Problem requirements:
Reproduce each line that includes the word "highlight".

[Items from a dataset]

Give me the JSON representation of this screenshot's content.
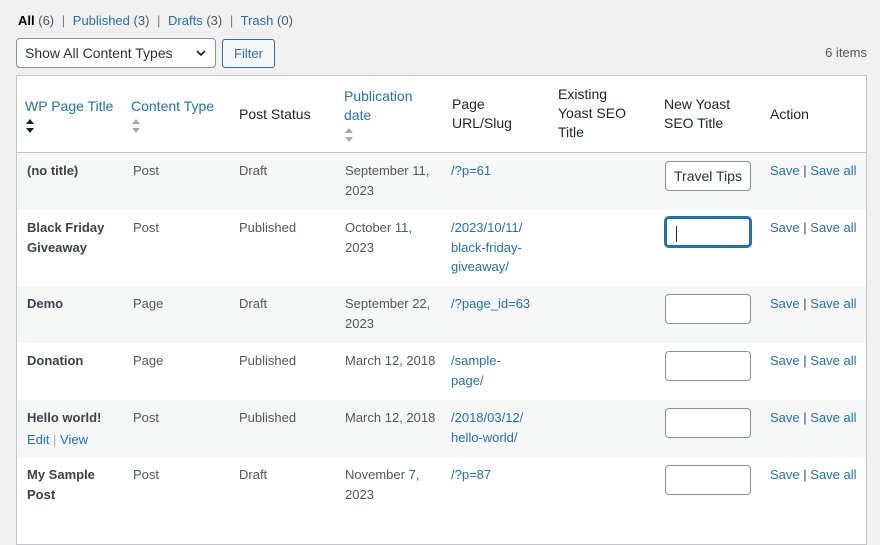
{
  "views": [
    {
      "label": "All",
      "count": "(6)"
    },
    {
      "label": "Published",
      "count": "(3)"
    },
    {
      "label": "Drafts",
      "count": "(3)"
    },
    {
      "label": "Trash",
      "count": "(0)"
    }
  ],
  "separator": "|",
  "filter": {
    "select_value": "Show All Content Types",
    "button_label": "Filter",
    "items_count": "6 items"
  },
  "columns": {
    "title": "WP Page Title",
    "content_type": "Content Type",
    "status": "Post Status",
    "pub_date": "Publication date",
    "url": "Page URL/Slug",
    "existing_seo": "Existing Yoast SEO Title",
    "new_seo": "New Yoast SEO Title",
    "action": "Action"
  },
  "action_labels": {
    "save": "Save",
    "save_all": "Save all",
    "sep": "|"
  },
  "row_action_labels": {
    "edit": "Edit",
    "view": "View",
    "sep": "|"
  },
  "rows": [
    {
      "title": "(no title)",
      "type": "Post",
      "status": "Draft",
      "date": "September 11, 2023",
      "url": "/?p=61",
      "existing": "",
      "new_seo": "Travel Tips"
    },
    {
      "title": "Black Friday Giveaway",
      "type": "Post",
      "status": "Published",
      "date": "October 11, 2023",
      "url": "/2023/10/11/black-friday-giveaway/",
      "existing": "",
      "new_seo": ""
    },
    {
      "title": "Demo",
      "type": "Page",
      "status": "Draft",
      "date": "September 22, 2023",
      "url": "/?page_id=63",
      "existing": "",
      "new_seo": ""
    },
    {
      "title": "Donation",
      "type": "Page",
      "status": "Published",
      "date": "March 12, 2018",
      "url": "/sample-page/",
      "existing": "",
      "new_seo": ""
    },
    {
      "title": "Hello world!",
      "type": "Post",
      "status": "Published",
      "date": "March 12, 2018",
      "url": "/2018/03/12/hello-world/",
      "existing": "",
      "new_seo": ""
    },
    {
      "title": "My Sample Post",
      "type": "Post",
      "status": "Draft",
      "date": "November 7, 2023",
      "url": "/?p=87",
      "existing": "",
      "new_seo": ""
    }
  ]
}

--

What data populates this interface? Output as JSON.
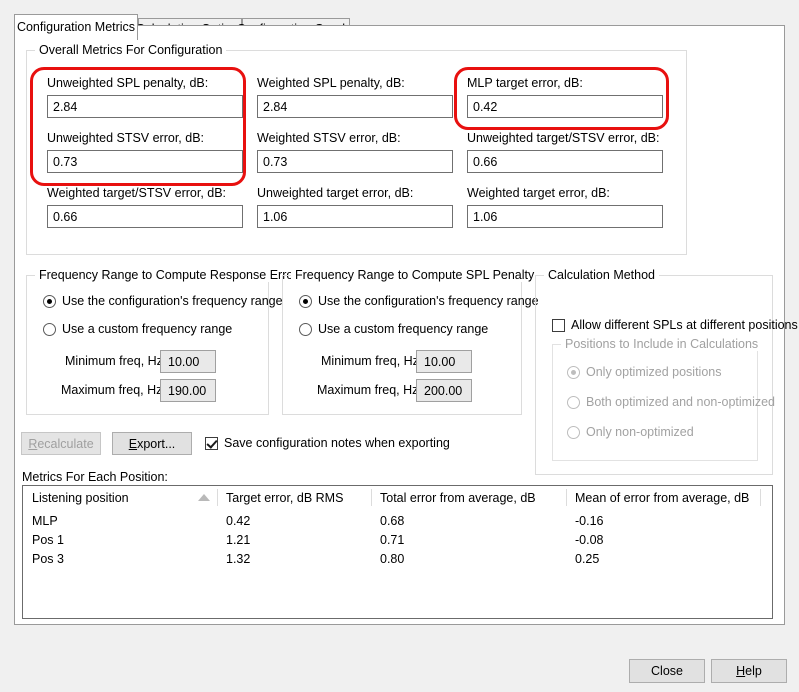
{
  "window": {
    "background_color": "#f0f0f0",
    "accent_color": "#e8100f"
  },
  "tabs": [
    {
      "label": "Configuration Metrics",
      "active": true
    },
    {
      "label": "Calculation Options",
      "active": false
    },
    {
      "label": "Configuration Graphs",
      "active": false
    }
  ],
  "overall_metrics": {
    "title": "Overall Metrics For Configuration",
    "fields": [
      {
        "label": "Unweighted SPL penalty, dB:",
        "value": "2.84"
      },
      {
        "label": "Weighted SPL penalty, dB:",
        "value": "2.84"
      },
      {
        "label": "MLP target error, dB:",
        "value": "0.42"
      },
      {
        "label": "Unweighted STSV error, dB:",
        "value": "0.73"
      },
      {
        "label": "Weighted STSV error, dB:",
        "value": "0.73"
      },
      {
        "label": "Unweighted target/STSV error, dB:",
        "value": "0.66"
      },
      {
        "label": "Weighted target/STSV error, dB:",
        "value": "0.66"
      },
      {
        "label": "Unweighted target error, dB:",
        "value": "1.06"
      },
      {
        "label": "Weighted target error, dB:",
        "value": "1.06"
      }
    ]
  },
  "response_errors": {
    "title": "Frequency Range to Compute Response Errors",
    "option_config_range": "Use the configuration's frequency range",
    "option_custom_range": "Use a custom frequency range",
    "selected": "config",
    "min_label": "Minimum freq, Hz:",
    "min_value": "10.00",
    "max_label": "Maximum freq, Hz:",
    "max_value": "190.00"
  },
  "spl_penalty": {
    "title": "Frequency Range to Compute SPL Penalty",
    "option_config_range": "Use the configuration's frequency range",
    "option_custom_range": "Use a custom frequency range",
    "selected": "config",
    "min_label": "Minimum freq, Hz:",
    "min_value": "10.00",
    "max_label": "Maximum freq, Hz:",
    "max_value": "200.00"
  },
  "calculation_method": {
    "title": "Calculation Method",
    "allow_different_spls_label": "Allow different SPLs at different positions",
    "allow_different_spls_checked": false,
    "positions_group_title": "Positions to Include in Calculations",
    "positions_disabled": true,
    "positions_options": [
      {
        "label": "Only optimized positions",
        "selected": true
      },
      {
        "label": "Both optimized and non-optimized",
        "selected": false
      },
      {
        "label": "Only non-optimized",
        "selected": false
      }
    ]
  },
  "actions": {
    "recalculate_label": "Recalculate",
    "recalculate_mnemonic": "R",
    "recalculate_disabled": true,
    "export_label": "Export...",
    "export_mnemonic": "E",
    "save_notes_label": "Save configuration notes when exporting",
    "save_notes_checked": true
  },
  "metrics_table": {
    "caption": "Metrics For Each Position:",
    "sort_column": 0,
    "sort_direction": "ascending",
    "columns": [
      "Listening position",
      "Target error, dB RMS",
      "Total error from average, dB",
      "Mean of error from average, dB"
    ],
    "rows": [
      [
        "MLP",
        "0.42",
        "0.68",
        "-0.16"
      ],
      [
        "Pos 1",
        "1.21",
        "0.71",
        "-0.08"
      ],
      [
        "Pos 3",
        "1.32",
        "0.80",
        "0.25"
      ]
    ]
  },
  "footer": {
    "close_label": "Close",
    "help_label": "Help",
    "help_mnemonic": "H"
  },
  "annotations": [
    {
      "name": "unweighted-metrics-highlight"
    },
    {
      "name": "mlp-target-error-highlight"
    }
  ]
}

Worked solution:
      "name": "unweighted-metrics-highlight"
      "name": "mlp-target-error-highlight"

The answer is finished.